Data entries:
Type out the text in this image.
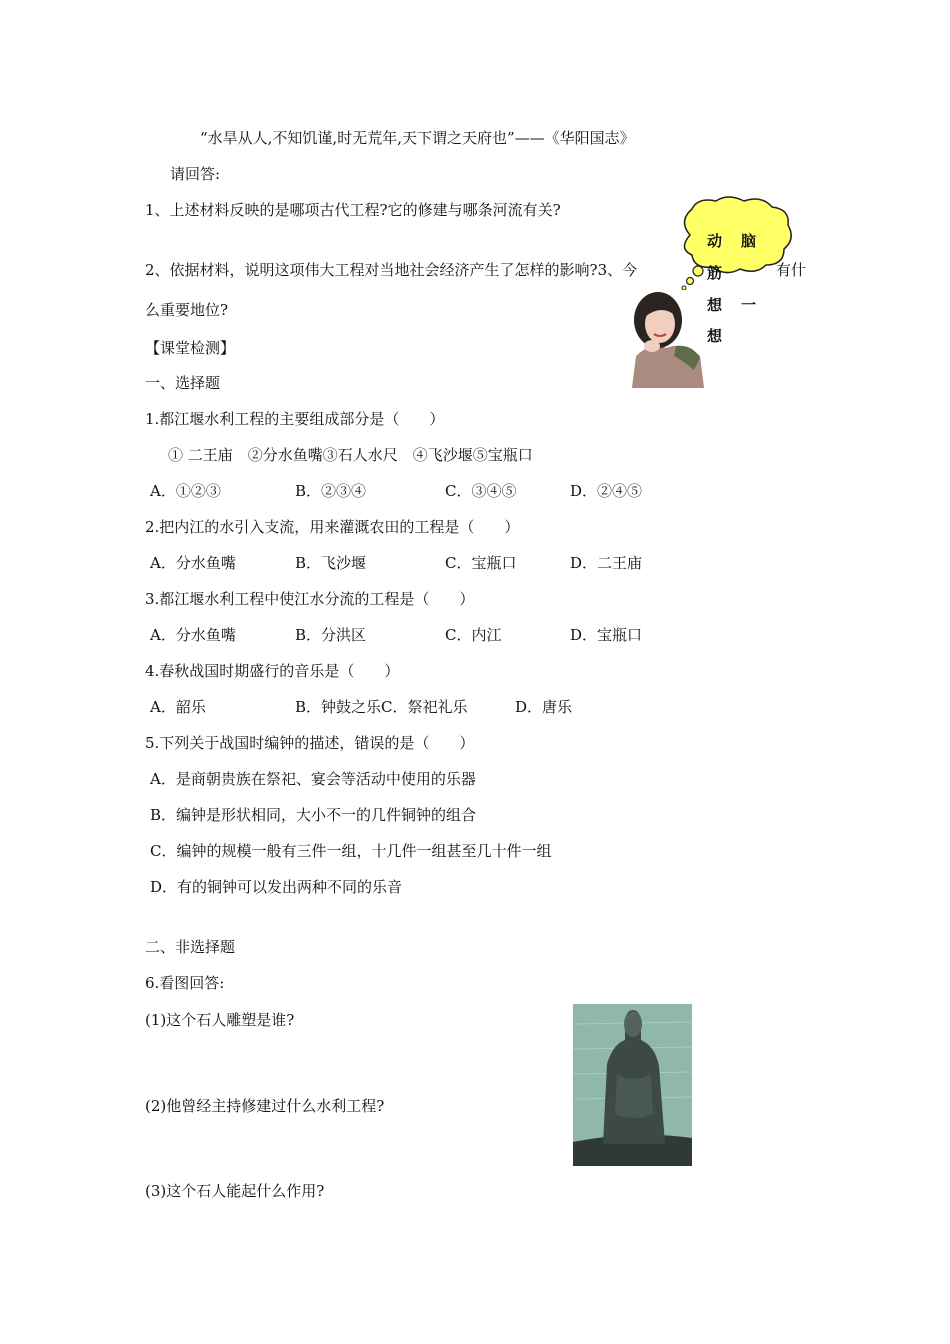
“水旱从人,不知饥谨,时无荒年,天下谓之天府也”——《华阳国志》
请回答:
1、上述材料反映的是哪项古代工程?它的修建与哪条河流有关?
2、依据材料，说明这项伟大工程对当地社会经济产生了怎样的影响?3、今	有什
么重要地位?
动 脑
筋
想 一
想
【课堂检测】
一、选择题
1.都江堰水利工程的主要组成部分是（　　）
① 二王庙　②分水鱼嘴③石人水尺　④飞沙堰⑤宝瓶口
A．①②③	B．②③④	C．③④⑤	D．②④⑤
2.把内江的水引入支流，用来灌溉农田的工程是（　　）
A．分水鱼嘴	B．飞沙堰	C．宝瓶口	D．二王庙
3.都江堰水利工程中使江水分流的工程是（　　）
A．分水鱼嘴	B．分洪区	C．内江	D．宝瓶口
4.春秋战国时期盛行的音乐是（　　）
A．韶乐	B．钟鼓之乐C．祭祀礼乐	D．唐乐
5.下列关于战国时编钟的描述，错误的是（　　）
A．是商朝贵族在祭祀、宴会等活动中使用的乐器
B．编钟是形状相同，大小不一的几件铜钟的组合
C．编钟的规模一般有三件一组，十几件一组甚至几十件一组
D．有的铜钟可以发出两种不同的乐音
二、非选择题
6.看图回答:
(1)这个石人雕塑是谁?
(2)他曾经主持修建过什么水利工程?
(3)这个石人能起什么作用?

= Stated exercise =
What is needed is an exact reproduction of the data, pictures excluded.

= Response for this exercise =
Type out the text in this image.
“水旱从人,不知饥谨,时无荒年,天下谓之天府也”——《华阳国志》
请回答:
1、上述材料反映的是哪项古代工程?它的修建与哪条河流有关?
2、依据材料，说明这项伟大工程对当地社会经济产生了怎样的影响?3、今	有什
么重要地位?
动 脑
筋
想 一
想
【课堂检测】
一、选择题
1.都江堰水利工程的主要组成部分是（　　）
① 二王庙　②分水鱼嘴③石人水尺　④飞沙堰⑤宝瓶口
A．①②③	B．②③④	C．③④⑤	D．②④⑤
2.把内江的水引入支流，用来灌溉农田的工程是（　　）
A．分水鱼嘴	B．飞沙堰	C．宝瓶口	D．二王庙
3.都江堰水利工程中使江水分流的工程是（　　）
A．分水鱼嘴	B．分洪区	C．内江	D．宝瓶口
4.春秋战国时期盛行的音乐是（　　）
A．韶乐	B．钟鼓之乐C．祭祀礼乐	D．唐乐
5.下列关于战国时编钟的描述，错误的是（　　）
A．是商朝贵族在祭祀、宴会等活动中使用的乐器
B．编钟是形状相同，大小不一的几件铜钟的组合
C．编钟的规模一般有三件一组，十几件一组甚至几十件一组
D．有的铜钟可以发出两种不同的乐音
二、非选择题
6.看图回答:
(1)这个石人雕塑是谁?
(2)他曾经主持修建过什么水利工程?
(3)这个石人能起什么作用?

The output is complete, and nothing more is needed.